*Required work*
Exclude all pictures, then copy each of the records exactly as written.

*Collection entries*
════════════════════
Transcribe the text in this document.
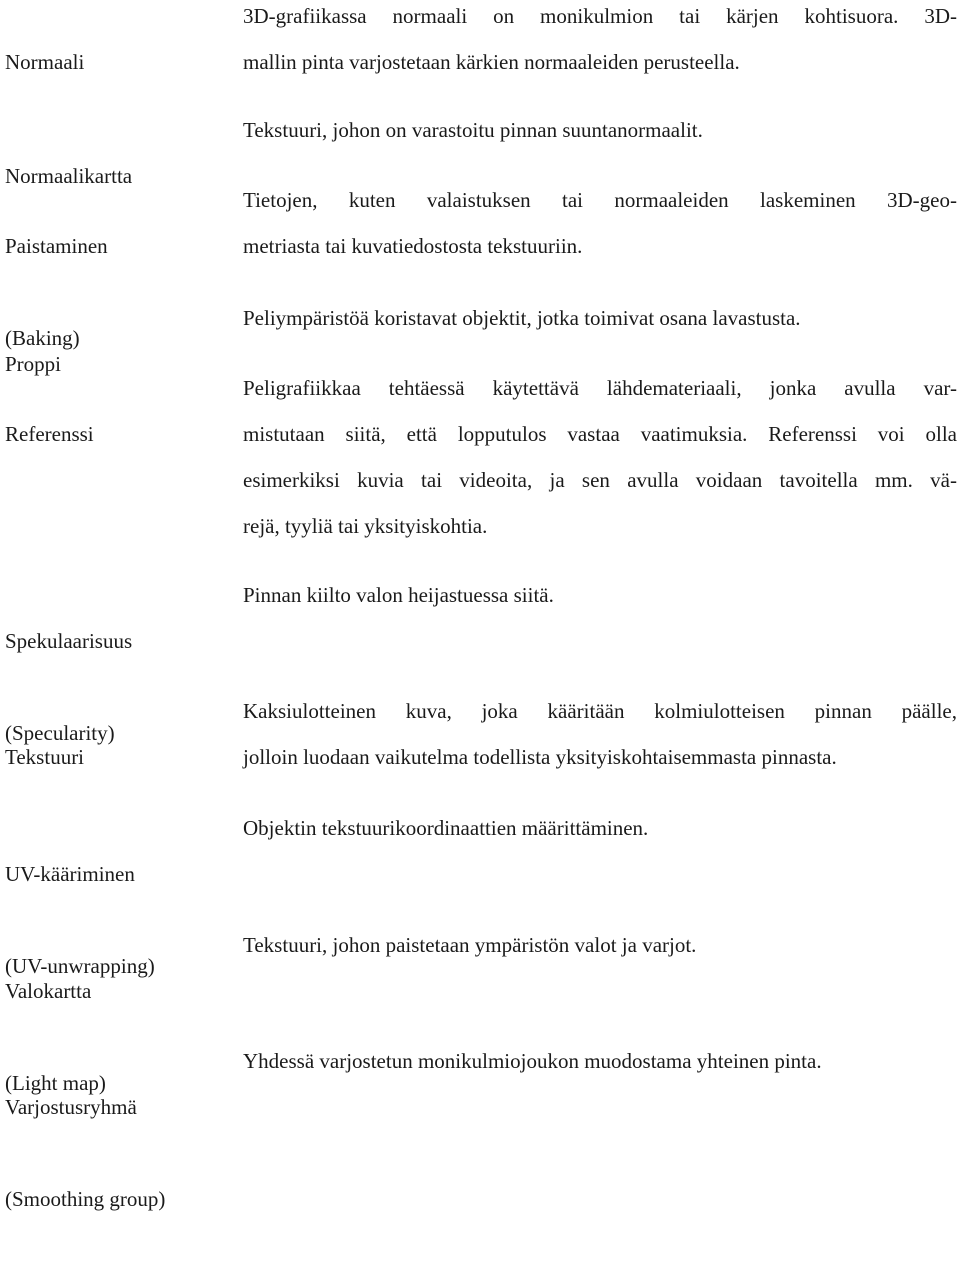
Normaali

3D-grafiikassa normaali on monikulmion tai kärjen kohtisuora. 3D-
mallin pinta varjostetaan kärkien normaaleiden perusteella.

Normaalikartta

Tekstuuri, johon on varastoitu pinnan suuntanormaalit.

Paistaminen

(Baking)

Tietojen, kuten valaistuksen tai normaaleiden laskeminen 3D-geo-
metriasta tai kuvatiedostosta tekstuuriin.

Proppi

Peliympäristöä koristavat objektit, jotka toimivat osana lavastusta.

Referenssi

Peligrafiikkaa tehtäessä käytettävä lähdemateriaali, jonka avulla var-
mistutaan siitä, että lopputulos vastaa vaatimuksia. Referenssi voi olla
esimerkiksi kuvia tai videoita, ja sen avulla voidaan tavoitella mm. vä-
rejä, tyyliä tai yksityiskohtia.

Spekulaarisuus

(Specularity)

Pinnan kiilto valon heijastuessa siitä.

Tekstuuri

Kaksiulotteinen kuva, joka kääritään kolmiulotteisen pinnan päälle,
jolloin luodaan vaikutelma todellista yksityiskohtaisemmasta pinnasta.

UV-kääriminen

(UV-unwrapping)

Objektin tekstuurikoordinaattien määrittäminen.

Valokartta

(Light map)

Tekstuuri, johon paistetaan ympäristön valot ja varjot.

Varjostusryhmä

(Smoothing group)

Yhdessä varjostetun monikulmiojoukon muodostama yhteinen pinta.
════════════════════
*Written answer*
Transcribe the text in this document.
Normaali

3D-grafiikassa normaali on monikulmion tai kärjen kohtisuora. 3D-
mallin pinta varjostetaan kärkien normaaleiden perusteella.

Normaalikartta

Tekstuuri, johon on varastoitu pinnan suuntanormaalit.

Paistaminen

(Baking)

Tietojen, kuten valaistuksen tai normaaleiden laskeminen 3D-geo-
metriasta tai kuvatiedostosta tekstuuriin.

Proppi

Peliympäristöä koristavat objektit, jotka toimivat osana lavastusta.

Referenssi

Peligrafiikkaa tehtäessä käytettävä lähdemateriaali, jonka avulla var-
mistutaan siitä, että lopputulos vastaa vaatimuksia. Referenssi voi olla
esimerkiksi kuvia tai videoita, ja sen avulla voidaan tavoitella mm. vä-
rejä, tyyliä tai yksityiskohtia.

Spekulaarisuus

(Specularity)

Pinnan kiilto valon heijastuessa siitä.

Tekstuuri

Kaksiulotteinen kuva, joka kääritään kolmiulotteisen pinnan päälle,
jolloin luodaan vaikutelma todellista yksityiskohtaisemmasta pinnasta.

UV-kääriminen

(UV-unwrapping)

Objektin tekstuurikoordinaattien määrittäminen.

Valokartta

(Light map)

Tekstuuri, johon paistetaan ympäristön valot ja varjot.

Varjostusryhmä

(Smoothing group)

Yhdessä varjostetun monikulmiojoukon muodostama yhteinen pinta.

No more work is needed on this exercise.